--- Records ---

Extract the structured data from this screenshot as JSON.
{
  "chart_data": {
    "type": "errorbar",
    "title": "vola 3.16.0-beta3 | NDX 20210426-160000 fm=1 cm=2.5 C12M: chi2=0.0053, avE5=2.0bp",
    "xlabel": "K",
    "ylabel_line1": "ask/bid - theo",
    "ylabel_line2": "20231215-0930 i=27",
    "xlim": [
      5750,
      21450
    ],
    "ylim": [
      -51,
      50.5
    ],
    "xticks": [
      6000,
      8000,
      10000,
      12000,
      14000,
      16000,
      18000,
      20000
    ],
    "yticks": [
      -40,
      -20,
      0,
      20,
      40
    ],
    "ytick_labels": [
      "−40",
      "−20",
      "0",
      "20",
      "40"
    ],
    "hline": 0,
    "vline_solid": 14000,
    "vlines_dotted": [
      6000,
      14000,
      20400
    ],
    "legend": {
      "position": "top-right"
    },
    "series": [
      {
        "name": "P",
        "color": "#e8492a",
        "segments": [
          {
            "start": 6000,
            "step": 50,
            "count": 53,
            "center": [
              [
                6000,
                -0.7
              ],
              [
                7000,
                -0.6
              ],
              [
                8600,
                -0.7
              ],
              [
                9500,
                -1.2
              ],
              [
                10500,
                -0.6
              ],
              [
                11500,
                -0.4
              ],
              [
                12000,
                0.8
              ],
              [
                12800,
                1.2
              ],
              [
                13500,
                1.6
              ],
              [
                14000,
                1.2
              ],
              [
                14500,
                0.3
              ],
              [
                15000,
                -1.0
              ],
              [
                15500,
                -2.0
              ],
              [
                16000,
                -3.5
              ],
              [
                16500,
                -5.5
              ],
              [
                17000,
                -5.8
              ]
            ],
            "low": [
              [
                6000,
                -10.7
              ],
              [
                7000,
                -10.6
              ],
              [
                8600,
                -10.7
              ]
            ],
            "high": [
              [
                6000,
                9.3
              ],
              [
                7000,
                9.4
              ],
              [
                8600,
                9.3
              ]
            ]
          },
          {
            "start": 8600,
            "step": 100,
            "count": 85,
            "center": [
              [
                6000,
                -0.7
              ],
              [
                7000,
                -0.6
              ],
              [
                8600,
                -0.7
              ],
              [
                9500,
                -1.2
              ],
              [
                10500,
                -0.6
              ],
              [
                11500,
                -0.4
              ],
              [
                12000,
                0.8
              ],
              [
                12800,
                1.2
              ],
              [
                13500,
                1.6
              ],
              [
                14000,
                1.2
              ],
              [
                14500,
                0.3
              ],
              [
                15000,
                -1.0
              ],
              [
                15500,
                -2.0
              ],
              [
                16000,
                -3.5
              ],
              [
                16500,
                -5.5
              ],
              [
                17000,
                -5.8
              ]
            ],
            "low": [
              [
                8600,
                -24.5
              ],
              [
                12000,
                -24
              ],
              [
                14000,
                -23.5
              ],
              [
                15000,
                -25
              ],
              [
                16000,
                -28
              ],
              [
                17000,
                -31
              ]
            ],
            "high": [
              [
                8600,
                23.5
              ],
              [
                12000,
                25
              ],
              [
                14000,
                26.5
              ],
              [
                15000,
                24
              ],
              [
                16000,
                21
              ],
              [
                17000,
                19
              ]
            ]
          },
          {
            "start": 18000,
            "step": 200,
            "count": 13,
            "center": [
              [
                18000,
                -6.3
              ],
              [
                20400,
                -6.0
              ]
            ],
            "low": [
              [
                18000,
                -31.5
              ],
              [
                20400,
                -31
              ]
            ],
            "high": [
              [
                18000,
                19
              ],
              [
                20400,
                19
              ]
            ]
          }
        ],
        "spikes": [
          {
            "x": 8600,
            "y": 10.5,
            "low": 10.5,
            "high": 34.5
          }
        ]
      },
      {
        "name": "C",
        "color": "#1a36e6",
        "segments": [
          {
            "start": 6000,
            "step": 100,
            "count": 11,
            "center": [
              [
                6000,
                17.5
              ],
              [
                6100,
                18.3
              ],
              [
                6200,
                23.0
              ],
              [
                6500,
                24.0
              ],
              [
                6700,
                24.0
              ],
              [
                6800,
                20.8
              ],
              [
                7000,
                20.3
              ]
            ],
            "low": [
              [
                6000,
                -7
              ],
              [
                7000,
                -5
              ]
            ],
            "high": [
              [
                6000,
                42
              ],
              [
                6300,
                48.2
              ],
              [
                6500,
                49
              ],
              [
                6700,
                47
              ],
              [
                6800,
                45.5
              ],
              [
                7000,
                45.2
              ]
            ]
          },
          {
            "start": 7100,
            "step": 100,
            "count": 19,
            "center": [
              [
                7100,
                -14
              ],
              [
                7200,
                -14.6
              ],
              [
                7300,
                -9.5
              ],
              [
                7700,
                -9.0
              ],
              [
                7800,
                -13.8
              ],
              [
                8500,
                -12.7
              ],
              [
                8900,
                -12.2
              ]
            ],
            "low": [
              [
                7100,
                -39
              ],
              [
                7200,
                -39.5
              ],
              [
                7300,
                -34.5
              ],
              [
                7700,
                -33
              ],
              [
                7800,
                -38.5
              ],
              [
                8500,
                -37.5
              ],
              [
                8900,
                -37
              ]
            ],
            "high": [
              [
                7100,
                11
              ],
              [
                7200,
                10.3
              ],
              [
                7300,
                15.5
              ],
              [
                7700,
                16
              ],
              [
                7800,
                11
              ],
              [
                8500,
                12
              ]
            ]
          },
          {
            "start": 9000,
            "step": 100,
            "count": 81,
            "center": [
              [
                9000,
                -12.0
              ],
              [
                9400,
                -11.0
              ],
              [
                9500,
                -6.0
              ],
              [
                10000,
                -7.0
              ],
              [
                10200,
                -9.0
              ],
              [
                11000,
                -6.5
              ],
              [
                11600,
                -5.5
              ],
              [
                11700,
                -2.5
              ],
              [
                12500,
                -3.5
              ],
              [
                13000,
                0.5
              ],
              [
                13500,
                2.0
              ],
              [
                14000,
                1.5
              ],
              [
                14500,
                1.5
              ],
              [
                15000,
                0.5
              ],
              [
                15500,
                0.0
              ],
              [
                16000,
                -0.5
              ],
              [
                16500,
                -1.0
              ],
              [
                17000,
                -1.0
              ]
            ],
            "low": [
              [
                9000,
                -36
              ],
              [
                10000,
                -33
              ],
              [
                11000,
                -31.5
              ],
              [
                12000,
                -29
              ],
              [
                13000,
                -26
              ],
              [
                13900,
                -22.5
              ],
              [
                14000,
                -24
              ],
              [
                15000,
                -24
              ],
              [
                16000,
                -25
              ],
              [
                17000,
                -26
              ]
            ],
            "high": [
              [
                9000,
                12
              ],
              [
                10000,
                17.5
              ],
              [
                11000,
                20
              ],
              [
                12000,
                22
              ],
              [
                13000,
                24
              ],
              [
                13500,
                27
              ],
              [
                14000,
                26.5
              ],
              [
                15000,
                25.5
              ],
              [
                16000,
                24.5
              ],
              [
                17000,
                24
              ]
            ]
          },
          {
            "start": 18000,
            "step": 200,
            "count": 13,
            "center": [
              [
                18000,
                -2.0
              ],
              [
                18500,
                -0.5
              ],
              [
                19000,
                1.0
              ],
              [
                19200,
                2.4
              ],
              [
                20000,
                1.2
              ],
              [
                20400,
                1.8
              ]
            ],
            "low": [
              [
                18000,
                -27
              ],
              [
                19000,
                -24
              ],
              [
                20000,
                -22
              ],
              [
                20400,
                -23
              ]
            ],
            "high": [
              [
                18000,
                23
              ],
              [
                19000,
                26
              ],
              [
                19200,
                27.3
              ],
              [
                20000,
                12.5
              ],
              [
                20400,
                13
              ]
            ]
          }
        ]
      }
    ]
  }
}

--- Exercise task ---
How many lines of the data contain the word "count"? Answer with the number alone.

--- Full output ---
7